**Records that describe figures**:

* * *

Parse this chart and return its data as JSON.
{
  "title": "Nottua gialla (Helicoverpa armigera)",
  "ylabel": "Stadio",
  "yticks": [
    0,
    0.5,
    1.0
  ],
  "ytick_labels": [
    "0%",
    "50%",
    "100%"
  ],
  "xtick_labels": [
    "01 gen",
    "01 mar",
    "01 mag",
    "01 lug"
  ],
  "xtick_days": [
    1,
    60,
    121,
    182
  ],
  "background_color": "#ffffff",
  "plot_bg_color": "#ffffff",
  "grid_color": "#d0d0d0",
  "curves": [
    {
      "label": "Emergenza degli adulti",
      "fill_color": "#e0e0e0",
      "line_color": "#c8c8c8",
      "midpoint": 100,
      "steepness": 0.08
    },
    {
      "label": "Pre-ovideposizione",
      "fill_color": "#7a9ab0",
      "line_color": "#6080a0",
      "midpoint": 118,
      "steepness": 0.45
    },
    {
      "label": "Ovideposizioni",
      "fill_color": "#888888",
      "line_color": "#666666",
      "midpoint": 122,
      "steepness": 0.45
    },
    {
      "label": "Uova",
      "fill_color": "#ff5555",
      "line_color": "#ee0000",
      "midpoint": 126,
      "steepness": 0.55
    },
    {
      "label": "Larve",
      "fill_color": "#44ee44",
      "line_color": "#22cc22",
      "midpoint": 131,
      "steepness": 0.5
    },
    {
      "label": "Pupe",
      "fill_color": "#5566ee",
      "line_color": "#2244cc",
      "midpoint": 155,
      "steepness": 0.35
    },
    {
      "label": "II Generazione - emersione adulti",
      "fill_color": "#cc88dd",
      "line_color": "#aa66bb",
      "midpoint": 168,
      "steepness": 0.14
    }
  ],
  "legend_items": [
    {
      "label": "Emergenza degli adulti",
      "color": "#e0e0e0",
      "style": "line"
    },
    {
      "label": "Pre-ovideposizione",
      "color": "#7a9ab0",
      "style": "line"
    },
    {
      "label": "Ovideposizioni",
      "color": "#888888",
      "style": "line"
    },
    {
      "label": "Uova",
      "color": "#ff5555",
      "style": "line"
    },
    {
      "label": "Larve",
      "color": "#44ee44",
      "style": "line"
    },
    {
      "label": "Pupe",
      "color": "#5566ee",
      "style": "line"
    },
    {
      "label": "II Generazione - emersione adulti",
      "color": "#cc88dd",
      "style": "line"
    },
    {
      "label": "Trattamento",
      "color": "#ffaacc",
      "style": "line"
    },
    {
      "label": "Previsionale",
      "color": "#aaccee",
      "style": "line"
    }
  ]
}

* * *

**Written instruction**: Type out the entries again, word for word.

**Exercise result**:
Parse this chart and return its data as JSON.
{
  "title": "Nottua gialla (Helicoverpa armigera)",
  "ylabel": "Stadio",
  "yticks": [
    0,
    0.5,
    1.0
  ],
  "ytick_labels": [
    "0%",
    "50%",
    "100%"
  ],
  "xtick_labels": [
    "01 gen",
    "01 mar",
    "01 mag",
    "01 lug"
  ],
  "xtick_days": [
    1,
    60,
    121,
    182
  ],
  "background_color": "#ffffff",
  "plot_bg_color": "#ffffff",
  "grid_color": "#d0d0d0",
  "curves": [
    {
      "label": "Emergenza degli adulti",
      "fill_color": "#e0e0e0",
      "line_color": "#c8c8c8",
      "midpoint": 100,
      "steepness": 0.08
    },
    {
      "label": "Pre-ovideposizione",
      "fill_color": "#7a9ab0",
      "line_color": "#6080a0",
      "midpoint": 118,
      "steepness": 0.45
    },
    {
      "label": "Ovideposizioni",
      "fill_color": "#888888",
      "line_color": "#666666",
      "midpoint": 122,
      "steepness": 0.45
    },
    {
      "label": "Uova",
      "fill_color": "#ff5555",
      "line_color": "#ee0000",
      "midpoint": 126,
      "steepness": 0.55
    },
    {
      "label": "Larve",
      "fill_color": "#44ee44",
      "line_color": "#22cc22",
      "midpoint": 131,
      "steepness": 0.5
    },
    {
      "label": "Pupe",
      "fill_color": "#5566ee",
      "line_color": "#2244cc",
      "midpoint": 155,
      "steepness": 0.35
    },
    {
      "label": "II Generazione - emersione adulti",
      "fill_color": "#cc88dd",
      "line_color": "#aa66bb",
      "midpoint": 168,
      "steepness": 0.14
    }
  ],
  "legend_items": [
    {
      "label": "Emergenza degli adulti",
      "color": "#e0e0e0",
      "style": "line"
    },
    {
      "label": "Pre-ovideposizione",
      "color": "#7a9ab0",
      "style": "line"
    },
    {
      "label": "Ovideposizioni",
      "color": "#888888",
      "style": "line"
    },
    {
      "label": "Uova",
      "color": "#ff5555",
      "style": "line"
    },
    {
      "label": "Larve",
      "color": "#44ee44",
      "style": "line"
    },
    {
      "label": "Pupe",
      "color": "#5566ee",
      "style": "line"
    },
    {
      "label": "II Generazione - emersione adulti",
      "color": "#cc88dd",
      "style": "line"
    },
    {
      "label": "Trattamento",
      "color": "#ffaacc",
      "style": "line"
    },
    {
      "label": "Previsionale",
      "color": "#aaccee",
      "style": "line"
    }
  ]
}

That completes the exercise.